Provided passage
/---
Steve Beckow, a resident of Vancouver, B.C., has a very unusual pastime.  You might call him an afterlife cartographer.  A sociologist, historian, and a former member of the Immigration and Refugee Board of Canada, Beckow prefers to call himself a student of cross-cultural spirituality.  His primary interest now is in making sense of the afterlife from revelations that have come to us through various forms of mediumship, including the mediumship of the Bible and other sacred texts.  I recently had the opportunity to interview Beckow by e-mail.  Here are my questions and his answers:

Steve, what prompted your interest in charting the heavens?

I followed what must have been a common path for my generation in the 1970s - through encounter groups, off to India, into spirituality.  At one point I spent time in a British-spiritualist development circle and at another time I had an out-of-body experience. It was these two latter influences that made me resolve to write a book on the conditions of life after death.

Other spiritual experiences and the writing projects they inspired intervened, but a few years ago.  I returned to the original promise I had made myself and, drawing on my sociological training, began to piece together a picture of life beyond physical death.

What did you find?

Well, first of all, working on the subject is a little like piecing together a gigantic jigsaw puzzle, all of whose pieces are in soft shades of blue.  It is only by nuances that one can tell the pieces apart.  For instance, the flora, buildings, and art of the Astral and Mental Planes are alike, both dazzling and indescribable. How is one to distinguish between them from an earthly standpoint?  Moreover, unlike earth, which is arranged geographically, the spirit planes are arranged hierarchically.  As Julia Ames said, “there are degrees in heaven.”

This has several impacts. First, examining the communicators themselves, I found that I was mostly reading accounts by the newly-arrived.  They occupied planes nearest to earth and knew the least about what they were describing. Second, the conditions of life become increasingly hard to describe as one mounts higher in the spiritual realms. Third, communicators lose their desire to communicate with us on this side the further up they mount the ladder of the planes.  All this biases communication in the direction of the least well-informed, speaking on the most familiar territory.
\---
Record set
/---
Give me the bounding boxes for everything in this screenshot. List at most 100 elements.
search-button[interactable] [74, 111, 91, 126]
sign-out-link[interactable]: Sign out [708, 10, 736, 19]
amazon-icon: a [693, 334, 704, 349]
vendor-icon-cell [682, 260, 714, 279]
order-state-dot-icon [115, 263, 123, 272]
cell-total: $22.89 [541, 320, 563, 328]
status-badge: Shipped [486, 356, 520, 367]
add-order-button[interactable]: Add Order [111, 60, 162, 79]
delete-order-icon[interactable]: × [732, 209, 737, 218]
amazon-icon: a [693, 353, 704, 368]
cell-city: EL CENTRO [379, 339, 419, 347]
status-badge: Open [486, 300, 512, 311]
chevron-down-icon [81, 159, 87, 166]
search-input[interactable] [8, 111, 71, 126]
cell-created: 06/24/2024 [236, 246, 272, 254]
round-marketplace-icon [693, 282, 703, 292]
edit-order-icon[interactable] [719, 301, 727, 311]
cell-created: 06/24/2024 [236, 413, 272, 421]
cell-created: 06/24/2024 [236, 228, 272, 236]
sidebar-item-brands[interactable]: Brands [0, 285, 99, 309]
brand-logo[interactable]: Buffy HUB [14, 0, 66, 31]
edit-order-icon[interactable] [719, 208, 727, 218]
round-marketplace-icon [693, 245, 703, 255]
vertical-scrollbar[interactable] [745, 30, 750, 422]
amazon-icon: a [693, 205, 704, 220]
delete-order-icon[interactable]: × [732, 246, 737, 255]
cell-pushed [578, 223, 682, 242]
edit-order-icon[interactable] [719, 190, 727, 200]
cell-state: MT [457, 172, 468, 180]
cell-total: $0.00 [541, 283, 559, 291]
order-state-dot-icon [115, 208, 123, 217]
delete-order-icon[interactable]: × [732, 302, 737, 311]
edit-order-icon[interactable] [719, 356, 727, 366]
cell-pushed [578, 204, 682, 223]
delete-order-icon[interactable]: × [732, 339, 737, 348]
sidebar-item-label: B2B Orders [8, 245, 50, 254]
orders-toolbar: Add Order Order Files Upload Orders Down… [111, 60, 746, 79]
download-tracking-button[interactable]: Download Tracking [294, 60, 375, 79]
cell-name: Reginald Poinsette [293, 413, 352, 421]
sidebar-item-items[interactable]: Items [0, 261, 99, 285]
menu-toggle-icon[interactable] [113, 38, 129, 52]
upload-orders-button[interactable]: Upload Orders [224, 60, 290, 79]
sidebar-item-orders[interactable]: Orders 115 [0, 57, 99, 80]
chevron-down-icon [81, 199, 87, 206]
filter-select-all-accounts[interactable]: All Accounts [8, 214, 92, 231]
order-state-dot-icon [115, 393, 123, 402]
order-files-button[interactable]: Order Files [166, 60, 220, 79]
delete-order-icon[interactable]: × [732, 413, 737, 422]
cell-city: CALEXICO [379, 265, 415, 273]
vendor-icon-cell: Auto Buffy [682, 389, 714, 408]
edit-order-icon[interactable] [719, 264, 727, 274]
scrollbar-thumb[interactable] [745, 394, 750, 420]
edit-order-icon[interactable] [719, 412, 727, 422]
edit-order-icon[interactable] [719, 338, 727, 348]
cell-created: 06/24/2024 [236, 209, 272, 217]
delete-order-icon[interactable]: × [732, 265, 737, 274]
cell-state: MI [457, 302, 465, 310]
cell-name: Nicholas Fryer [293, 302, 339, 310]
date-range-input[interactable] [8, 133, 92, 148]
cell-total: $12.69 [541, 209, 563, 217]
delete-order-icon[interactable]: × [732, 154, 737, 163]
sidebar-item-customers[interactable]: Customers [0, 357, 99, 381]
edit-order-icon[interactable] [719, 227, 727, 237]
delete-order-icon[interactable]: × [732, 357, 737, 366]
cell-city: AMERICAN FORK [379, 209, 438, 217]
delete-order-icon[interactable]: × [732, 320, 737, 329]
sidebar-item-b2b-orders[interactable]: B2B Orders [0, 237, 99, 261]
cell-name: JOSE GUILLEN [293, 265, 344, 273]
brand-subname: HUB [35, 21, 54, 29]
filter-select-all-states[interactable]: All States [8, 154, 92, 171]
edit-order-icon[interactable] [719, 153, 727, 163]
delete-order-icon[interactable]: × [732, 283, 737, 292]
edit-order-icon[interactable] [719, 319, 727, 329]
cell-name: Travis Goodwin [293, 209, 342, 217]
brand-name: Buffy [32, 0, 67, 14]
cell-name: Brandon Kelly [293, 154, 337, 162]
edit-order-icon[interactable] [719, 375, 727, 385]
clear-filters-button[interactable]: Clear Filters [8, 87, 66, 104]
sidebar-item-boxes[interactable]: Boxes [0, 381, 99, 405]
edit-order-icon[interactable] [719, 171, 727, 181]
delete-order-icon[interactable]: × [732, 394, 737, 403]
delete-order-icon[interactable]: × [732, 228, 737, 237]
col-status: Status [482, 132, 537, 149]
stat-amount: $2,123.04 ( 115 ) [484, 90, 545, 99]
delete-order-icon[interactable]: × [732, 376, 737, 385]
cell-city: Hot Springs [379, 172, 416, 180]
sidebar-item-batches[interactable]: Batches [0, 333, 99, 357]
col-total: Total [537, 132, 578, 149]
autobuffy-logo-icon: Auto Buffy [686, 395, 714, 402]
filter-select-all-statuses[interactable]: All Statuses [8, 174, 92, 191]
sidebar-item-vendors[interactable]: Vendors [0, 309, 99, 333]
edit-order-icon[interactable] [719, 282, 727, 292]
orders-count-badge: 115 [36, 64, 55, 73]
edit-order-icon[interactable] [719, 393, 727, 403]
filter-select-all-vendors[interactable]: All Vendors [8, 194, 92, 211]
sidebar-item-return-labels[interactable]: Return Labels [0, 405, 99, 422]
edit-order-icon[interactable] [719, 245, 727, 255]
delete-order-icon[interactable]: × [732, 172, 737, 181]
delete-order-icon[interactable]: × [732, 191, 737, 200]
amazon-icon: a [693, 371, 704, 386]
\---
Exercise instructions
[1] Answer these from the Beckow interview:
(a) In what city does Beckow live?
(b) Which two experiences led him to resolve to write a book on the conditions of life after death?
(c) How are the spirit planes arranged, in contrast to earth?
[2] Reproduce the Beckow interview word for word, everything from "Steve, what prompted" down to "beyond physical death.".
Draw only on the Beckow interview, not on the items.

Answer list
[1]
(a) Vancouver, B.C.
(b) Time spent in a British-spiritualist development circle and an out-of-body experience.
(c) Hierarchically.

[2]
Steve, what prompted your interest in charting the heavens?

I followed what must have been a common path for my generation in the 1970s - through encounter groups, off to India, into spirituality.  At one point I spent time in a British-spiritualist development circle and at another time I had an out-of-body experience. It was these two latter influences that made me resolve to write a book on the conditions of life after death.

Other spiritual experiences and the writing projects they inspired intervened, but a few years ago.  I returned to the original promise I had made myself and, drawing on my sociological training, began to piece together a picture of life beyond physical death.